Records from a collection of figures:
[START]

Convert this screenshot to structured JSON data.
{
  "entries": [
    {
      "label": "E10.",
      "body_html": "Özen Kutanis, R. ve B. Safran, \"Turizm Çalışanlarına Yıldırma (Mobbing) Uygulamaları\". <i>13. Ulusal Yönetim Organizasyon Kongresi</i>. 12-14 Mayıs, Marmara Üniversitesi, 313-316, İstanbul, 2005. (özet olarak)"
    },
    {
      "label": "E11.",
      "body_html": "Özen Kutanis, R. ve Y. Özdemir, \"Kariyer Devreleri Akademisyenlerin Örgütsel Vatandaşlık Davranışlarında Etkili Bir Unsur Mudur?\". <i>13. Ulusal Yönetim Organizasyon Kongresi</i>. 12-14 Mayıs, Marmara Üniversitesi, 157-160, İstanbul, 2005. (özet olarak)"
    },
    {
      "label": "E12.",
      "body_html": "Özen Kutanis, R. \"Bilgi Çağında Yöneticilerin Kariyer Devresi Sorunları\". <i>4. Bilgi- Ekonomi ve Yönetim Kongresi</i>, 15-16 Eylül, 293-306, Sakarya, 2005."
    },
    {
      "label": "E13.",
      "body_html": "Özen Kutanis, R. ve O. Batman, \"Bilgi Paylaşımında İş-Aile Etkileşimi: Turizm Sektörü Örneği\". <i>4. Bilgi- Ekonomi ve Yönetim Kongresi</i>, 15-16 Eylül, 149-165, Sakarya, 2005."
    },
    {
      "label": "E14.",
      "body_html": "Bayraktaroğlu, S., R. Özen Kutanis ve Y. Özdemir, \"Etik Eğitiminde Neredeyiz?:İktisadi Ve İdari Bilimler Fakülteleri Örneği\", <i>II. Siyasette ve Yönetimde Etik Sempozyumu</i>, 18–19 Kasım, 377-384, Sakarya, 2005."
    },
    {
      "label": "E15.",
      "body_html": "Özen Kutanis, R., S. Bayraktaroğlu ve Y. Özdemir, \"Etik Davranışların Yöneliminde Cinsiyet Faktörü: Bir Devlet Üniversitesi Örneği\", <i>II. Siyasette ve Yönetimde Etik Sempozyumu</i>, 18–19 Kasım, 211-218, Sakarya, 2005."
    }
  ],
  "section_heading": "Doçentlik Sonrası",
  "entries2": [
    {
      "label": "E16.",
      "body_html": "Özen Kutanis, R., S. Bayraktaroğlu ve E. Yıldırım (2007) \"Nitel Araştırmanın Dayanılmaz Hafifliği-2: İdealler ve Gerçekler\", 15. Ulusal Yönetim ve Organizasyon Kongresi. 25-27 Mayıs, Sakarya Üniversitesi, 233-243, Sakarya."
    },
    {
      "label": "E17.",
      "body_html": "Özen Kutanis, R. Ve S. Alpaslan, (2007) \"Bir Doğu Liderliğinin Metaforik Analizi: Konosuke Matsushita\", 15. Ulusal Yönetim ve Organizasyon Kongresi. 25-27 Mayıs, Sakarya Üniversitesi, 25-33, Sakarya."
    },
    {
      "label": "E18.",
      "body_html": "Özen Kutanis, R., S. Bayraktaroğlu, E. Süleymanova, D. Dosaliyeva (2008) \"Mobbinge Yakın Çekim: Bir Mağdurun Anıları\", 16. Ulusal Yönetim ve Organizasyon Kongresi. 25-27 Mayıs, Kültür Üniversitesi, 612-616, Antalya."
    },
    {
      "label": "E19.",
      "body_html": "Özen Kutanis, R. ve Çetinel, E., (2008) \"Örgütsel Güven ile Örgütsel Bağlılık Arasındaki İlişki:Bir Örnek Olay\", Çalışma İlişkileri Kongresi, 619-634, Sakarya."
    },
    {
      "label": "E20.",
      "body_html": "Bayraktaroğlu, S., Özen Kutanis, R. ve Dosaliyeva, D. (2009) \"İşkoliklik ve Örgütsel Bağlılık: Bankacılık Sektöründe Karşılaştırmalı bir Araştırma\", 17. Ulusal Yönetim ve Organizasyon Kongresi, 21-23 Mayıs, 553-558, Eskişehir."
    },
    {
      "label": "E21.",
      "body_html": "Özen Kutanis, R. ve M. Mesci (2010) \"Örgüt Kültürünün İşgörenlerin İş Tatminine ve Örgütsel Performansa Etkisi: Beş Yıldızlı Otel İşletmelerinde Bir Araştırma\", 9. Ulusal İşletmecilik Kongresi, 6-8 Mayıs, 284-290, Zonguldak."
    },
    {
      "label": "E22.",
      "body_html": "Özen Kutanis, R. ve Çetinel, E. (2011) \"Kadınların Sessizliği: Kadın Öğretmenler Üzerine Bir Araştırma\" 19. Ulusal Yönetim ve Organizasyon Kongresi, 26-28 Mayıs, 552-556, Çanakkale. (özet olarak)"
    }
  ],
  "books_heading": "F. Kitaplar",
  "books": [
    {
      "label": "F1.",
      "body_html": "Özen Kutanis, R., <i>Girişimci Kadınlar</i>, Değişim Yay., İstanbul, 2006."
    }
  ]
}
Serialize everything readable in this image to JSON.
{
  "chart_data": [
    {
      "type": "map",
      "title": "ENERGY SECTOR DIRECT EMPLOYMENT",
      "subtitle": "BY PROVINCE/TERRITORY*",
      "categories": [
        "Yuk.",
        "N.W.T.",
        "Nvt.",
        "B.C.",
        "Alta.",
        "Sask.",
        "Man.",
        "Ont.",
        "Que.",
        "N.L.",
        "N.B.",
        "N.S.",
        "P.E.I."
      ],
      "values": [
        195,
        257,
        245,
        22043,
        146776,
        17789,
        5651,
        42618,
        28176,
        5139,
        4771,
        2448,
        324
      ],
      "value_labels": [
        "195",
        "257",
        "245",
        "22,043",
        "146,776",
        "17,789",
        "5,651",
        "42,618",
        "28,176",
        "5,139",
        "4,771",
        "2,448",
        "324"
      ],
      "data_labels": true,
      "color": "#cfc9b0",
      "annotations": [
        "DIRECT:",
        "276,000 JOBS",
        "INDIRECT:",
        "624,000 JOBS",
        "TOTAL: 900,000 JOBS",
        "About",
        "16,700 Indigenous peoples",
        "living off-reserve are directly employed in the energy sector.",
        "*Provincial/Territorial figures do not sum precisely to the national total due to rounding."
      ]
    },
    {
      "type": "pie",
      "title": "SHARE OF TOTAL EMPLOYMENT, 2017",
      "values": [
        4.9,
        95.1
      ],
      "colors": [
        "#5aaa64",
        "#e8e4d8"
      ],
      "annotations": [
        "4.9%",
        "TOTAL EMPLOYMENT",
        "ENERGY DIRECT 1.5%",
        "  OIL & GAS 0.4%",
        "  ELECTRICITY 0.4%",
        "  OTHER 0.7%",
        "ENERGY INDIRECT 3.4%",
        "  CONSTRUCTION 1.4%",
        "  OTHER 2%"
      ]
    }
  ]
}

[END]

== GOAL ==
Filter the records down to the lines that contain the string "JSON", and copy those lines.

== RESULT ==
Convert this screenshot to structured JSON data.
Serialize everything readable in this image to JSON.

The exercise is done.